* PROBLEM TO SOLVE: Everything in the listing except the pictures should be written out exactly.

* GIVEN DATA:
►

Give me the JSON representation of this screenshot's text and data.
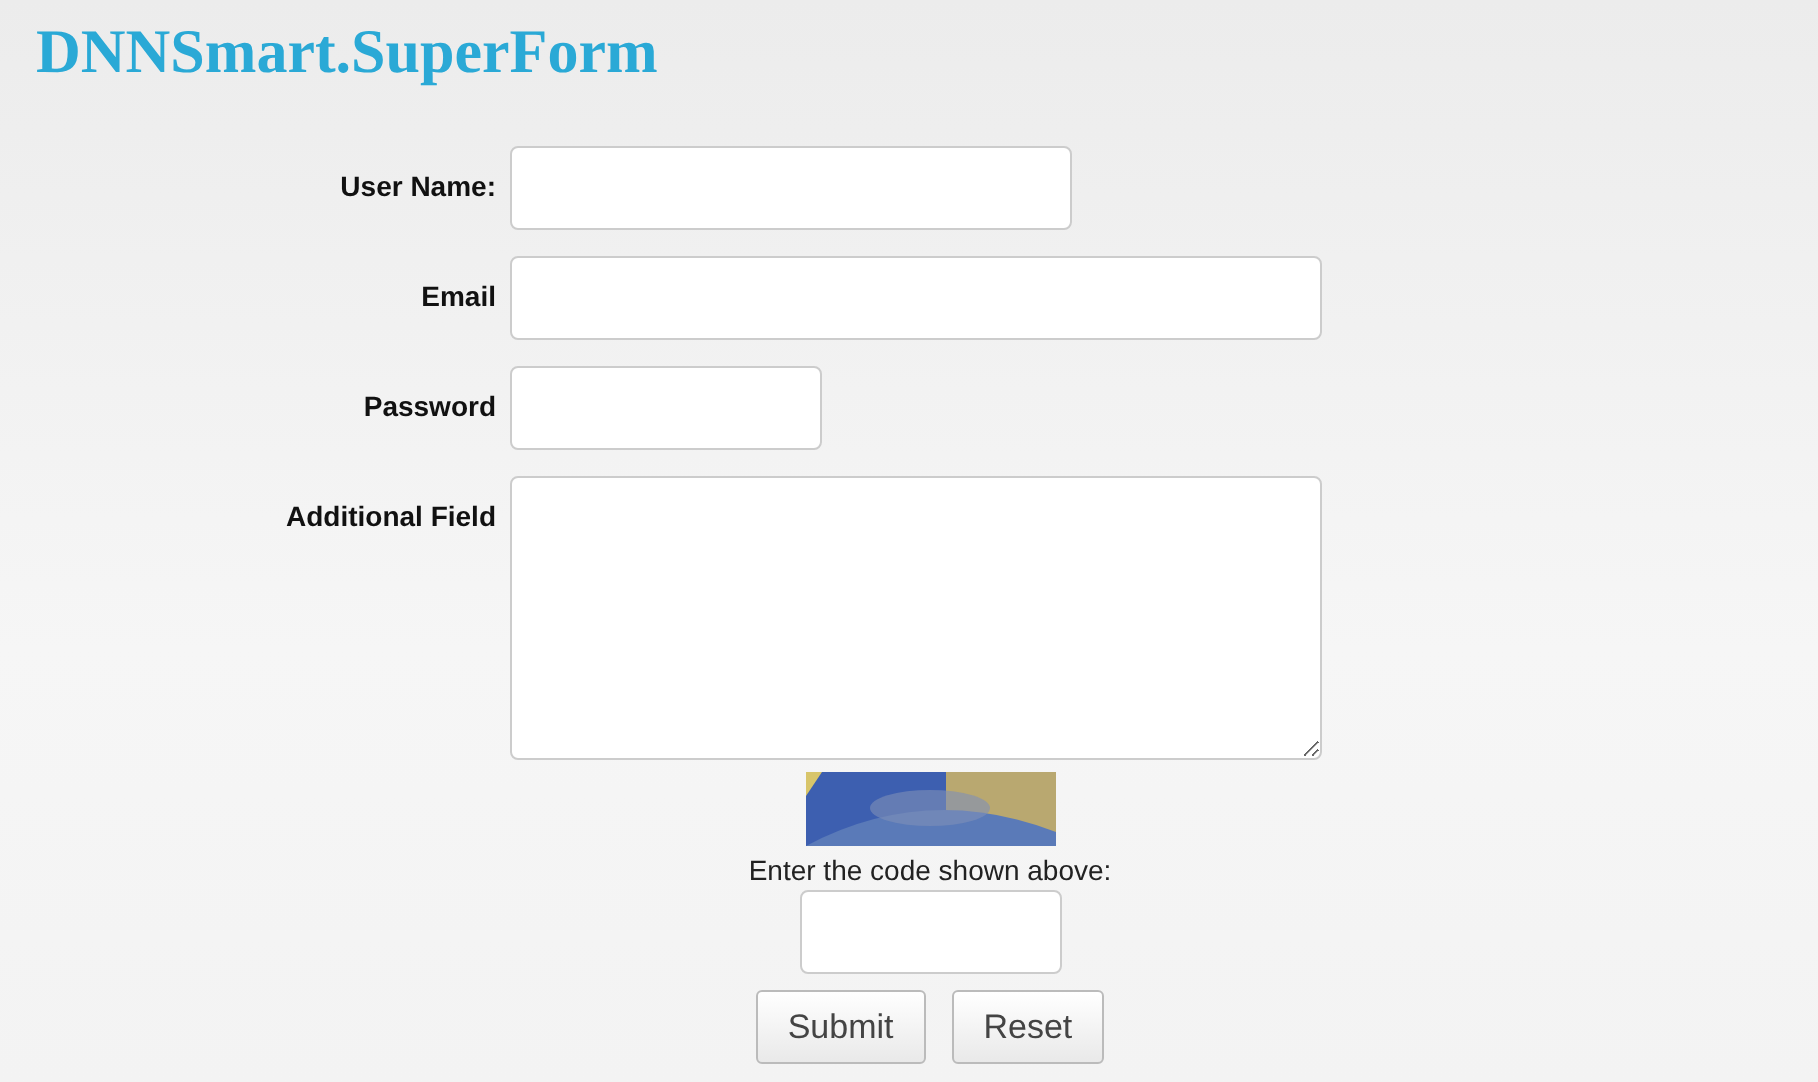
{
  "title": "DNNSmart.SuperForm",
  "fields": [
    {
      "label": "User Name:",
      "kind": "text"
    },
    {
      "label": "Email",
      "kind": "email"
    },
    {
      "label": "Password",
      "kind": "password"
    },
    {
      "label": "Additional Field",
      "kind": "textarea"
    }
  ],
  "captcha": {
    "kind": "picture",
    "prompt": "Enter the code shown above:"
  },
  "buttons": [
    "Submit",
    "Reset"
  ]
}
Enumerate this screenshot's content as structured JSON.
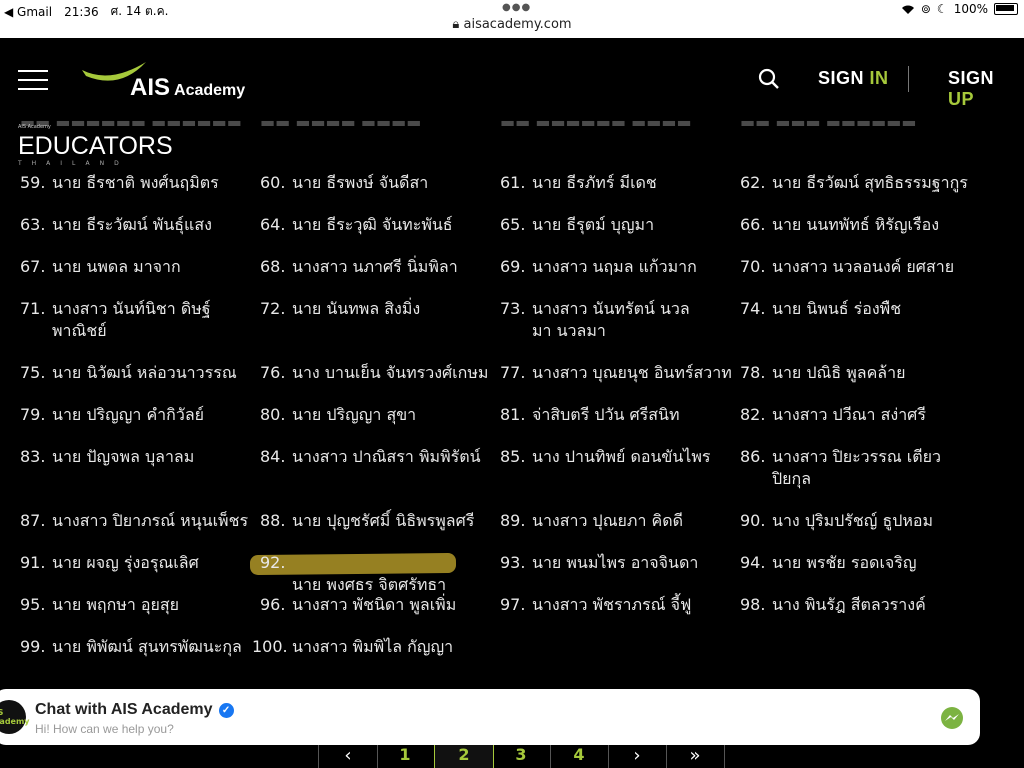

◄

* CORRECT ANSWER:
Give me the JSON representation of this screenshot's text and data.
{
  "title": "DNNSmart.SuperForm",
  "fields": [
    {
      "label": "User Name:",
      "kind": "text"
    },
    {
      "label": "Email",
      "kind": "email"
    },
    {
      "label": "Password",
      "kind": "password"
    },
    {
      "label": "Additional Field",
      "kind": "textarea"
    }
  ],
  "captcha": {
    "kind": "picture",
    "prompt": "Enter the code shown above:"
  },
  "buttons": [
    "Submit",
    "Reset"
  ]
}
Enumerate this screenshot's content as structured JSON.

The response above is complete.